━━ RECORDS FOR THIS EXERCISE

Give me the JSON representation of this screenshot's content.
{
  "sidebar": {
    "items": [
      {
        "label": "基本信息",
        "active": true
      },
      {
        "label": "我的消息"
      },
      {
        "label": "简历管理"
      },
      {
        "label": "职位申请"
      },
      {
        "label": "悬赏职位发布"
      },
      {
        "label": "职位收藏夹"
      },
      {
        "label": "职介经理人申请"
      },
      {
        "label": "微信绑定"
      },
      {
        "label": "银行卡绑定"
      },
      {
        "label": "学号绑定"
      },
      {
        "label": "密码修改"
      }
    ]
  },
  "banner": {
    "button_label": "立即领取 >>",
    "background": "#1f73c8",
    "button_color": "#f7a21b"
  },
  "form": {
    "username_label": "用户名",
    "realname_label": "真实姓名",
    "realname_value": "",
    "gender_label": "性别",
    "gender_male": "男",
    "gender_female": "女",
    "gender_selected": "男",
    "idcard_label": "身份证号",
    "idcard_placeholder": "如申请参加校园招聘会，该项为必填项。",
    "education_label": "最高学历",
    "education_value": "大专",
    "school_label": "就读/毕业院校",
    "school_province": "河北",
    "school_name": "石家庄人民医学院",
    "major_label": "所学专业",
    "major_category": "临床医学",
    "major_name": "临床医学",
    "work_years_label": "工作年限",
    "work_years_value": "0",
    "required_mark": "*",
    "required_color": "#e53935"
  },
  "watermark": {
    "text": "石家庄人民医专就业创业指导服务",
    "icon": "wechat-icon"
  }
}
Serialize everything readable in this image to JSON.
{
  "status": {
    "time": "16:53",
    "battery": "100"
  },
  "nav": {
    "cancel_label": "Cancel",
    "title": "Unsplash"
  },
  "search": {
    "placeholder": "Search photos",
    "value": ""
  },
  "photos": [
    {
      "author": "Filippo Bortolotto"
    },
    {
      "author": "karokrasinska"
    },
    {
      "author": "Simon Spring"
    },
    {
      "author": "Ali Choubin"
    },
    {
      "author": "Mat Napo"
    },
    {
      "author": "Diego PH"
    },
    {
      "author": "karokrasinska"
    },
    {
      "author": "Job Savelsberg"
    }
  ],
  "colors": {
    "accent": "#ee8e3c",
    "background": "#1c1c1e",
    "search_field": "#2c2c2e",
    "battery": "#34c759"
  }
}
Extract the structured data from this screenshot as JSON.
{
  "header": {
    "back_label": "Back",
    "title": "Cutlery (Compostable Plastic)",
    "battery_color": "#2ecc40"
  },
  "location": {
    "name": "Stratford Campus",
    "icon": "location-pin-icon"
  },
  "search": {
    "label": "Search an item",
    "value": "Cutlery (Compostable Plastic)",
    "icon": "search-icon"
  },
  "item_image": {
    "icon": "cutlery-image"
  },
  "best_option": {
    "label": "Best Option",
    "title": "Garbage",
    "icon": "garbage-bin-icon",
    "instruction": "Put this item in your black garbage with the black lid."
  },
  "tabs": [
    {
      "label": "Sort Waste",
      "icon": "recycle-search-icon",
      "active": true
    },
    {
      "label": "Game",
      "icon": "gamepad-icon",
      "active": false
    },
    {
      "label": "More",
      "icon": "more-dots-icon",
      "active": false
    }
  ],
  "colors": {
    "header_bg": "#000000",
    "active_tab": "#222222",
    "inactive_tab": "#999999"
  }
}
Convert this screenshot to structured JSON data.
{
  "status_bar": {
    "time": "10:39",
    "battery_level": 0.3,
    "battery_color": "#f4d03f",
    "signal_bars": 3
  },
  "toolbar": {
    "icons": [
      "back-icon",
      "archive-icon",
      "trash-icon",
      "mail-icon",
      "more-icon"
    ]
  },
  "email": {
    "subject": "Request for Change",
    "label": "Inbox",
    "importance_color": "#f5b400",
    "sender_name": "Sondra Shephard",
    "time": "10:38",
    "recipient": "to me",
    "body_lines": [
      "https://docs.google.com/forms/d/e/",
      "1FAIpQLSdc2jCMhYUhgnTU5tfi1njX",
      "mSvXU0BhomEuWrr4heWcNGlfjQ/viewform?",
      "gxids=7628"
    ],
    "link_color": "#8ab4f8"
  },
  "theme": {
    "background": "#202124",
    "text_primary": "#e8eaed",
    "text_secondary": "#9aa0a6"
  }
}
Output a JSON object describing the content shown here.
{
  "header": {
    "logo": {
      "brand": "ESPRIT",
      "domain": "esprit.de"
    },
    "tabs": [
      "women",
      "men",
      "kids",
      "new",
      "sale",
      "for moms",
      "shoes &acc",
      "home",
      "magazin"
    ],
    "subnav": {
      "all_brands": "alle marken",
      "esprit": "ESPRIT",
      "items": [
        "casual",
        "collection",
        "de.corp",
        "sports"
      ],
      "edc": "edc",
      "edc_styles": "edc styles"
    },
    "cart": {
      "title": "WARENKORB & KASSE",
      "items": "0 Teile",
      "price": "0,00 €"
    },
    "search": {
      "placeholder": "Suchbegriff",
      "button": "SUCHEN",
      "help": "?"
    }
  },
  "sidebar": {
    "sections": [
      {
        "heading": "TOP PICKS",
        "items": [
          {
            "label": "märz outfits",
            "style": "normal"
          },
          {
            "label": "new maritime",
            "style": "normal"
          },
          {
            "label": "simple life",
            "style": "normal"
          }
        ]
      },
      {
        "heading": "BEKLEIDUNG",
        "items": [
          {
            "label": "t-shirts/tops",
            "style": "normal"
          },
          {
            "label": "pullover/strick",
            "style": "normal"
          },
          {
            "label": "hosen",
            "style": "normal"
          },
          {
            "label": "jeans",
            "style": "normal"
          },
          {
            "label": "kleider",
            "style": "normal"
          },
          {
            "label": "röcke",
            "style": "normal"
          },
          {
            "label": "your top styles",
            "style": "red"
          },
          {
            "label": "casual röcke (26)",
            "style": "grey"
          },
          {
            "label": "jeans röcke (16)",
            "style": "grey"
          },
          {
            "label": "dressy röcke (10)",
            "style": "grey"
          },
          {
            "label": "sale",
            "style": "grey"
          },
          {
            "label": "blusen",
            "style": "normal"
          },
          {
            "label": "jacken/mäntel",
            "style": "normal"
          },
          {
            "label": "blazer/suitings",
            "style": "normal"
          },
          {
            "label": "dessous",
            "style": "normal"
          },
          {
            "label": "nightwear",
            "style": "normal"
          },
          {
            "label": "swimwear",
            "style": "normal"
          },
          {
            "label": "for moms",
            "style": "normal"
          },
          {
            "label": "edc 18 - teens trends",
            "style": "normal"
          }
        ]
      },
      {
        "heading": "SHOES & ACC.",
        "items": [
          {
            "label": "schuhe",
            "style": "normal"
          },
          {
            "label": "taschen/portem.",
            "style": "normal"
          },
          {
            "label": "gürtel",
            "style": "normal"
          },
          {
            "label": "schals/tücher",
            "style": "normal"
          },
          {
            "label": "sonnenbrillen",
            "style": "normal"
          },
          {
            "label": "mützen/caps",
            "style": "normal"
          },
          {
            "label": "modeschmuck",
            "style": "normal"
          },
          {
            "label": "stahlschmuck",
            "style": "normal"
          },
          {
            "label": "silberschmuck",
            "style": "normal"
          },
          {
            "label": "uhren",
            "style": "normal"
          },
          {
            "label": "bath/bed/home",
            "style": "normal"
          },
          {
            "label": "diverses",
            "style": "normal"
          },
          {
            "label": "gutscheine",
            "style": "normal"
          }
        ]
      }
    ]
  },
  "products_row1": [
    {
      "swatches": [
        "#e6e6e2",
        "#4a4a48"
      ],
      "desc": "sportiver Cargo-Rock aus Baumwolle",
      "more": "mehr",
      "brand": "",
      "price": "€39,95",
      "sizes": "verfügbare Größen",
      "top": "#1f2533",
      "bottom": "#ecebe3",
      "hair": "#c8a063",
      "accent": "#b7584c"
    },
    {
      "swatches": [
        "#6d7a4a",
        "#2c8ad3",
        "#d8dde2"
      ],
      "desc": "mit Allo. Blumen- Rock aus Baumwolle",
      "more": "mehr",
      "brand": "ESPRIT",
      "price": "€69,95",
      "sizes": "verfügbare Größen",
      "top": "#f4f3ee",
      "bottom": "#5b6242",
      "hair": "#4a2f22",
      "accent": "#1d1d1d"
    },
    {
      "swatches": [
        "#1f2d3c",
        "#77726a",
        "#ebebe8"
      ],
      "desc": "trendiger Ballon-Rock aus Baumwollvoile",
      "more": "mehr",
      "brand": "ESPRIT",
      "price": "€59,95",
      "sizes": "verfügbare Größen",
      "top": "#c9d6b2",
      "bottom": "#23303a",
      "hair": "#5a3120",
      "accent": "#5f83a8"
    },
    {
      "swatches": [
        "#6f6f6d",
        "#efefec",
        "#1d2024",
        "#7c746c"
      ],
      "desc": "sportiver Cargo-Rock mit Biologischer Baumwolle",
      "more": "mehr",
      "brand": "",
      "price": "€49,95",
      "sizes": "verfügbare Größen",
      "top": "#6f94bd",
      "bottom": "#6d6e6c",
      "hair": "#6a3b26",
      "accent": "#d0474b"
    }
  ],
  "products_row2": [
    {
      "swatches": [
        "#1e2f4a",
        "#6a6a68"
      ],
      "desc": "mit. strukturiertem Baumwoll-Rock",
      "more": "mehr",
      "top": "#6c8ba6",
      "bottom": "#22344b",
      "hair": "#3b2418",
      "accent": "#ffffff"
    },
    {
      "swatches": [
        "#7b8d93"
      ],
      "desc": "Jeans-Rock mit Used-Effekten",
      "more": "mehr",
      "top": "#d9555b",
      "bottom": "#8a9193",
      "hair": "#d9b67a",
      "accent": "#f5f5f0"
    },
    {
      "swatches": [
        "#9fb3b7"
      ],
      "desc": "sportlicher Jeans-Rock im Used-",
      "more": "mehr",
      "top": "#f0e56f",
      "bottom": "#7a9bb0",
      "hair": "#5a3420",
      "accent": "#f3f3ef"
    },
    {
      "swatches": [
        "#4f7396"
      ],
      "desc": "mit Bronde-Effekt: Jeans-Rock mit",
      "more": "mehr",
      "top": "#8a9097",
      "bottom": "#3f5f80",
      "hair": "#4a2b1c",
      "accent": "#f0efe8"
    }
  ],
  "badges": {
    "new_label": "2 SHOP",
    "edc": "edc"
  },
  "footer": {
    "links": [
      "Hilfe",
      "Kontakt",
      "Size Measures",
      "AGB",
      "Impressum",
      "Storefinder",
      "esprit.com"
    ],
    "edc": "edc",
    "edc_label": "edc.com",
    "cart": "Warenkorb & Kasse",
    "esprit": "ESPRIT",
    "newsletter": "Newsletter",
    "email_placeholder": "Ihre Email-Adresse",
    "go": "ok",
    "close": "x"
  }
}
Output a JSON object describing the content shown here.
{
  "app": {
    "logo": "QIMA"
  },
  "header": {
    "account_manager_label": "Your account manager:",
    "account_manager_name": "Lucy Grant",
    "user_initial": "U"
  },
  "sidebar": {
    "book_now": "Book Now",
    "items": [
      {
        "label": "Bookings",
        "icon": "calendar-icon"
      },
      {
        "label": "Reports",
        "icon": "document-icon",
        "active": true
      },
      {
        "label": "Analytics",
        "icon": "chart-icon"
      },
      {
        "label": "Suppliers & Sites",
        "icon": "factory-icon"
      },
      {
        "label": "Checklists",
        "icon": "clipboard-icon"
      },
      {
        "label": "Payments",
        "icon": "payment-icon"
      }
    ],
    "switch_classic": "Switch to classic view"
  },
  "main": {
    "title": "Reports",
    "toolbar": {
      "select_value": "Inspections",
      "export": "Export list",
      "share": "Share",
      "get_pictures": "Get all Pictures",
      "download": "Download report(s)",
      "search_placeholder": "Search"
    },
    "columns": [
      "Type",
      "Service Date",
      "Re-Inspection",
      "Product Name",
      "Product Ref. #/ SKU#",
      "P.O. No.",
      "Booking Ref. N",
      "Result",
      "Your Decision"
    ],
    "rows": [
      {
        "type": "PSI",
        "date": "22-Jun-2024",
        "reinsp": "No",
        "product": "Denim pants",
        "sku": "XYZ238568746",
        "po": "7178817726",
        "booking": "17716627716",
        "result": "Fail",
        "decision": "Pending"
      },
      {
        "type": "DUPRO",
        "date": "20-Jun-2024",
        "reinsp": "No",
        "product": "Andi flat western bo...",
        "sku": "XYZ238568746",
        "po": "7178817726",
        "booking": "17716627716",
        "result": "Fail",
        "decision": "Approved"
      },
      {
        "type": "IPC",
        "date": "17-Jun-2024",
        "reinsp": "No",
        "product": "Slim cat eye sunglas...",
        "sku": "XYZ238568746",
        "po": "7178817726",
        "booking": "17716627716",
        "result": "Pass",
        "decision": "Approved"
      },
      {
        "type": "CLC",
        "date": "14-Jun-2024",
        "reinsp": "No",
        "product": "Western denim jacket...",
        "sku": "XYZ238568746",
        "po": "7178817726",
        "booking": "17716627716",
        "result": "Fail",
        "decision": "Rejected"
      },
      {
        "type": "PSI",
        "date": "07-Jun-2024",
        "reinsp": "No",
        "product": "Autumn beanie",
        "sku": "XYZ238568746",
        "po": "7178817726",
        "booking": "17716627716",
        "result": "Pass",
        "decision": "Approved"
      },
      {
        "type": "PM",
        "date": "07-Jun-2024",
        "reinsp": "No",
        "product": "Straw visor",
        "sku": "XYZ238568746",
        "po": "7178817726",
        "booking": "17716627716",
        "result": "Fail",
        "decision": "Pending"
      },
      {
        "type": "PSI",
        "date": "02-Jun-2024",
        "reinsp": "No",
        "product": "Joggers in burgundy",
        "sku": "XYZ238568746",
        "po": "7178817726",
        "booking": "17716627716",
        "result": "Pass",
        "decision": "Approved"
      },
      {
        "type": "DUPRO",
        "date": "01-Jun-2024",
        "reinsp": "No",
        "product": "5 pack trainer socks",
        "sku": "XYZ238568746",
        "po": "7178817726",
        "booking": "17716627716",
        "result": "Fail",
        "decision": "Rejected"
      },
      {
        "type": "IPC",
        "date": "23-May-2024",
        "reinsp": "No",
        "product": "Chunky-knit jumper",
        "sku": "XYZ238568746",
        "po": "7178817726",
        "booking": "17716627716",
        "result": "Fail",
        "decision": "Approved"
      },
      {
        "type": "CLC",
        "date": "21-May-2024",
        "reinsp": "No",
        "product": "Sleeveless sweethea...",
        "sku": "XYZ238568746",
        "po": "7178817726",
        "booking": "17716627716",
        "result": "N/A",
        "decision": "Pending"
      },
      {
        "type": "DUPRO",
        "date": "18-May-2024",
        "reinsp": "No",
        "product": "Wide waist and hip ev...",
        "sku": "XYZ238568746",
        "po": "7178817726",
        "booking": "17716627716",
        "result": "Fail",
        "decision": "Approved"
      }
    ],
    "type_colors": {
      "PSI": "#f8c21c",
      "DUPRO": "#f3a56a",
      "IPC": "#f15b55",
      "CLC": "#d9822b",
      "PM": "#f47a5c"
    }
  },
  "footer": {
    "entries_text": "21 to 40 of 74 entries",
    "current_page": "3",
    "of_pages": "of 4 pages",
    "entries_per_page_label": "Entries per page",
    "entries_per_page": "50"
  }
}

━━━━

TO DO = Filter the records down to the lines that contain the string "structured", and copy those lines.

EXERCISE ANSWER =
Extract the structured data from this screenshot as JSON.
Convert this screenshot to structured JSON data.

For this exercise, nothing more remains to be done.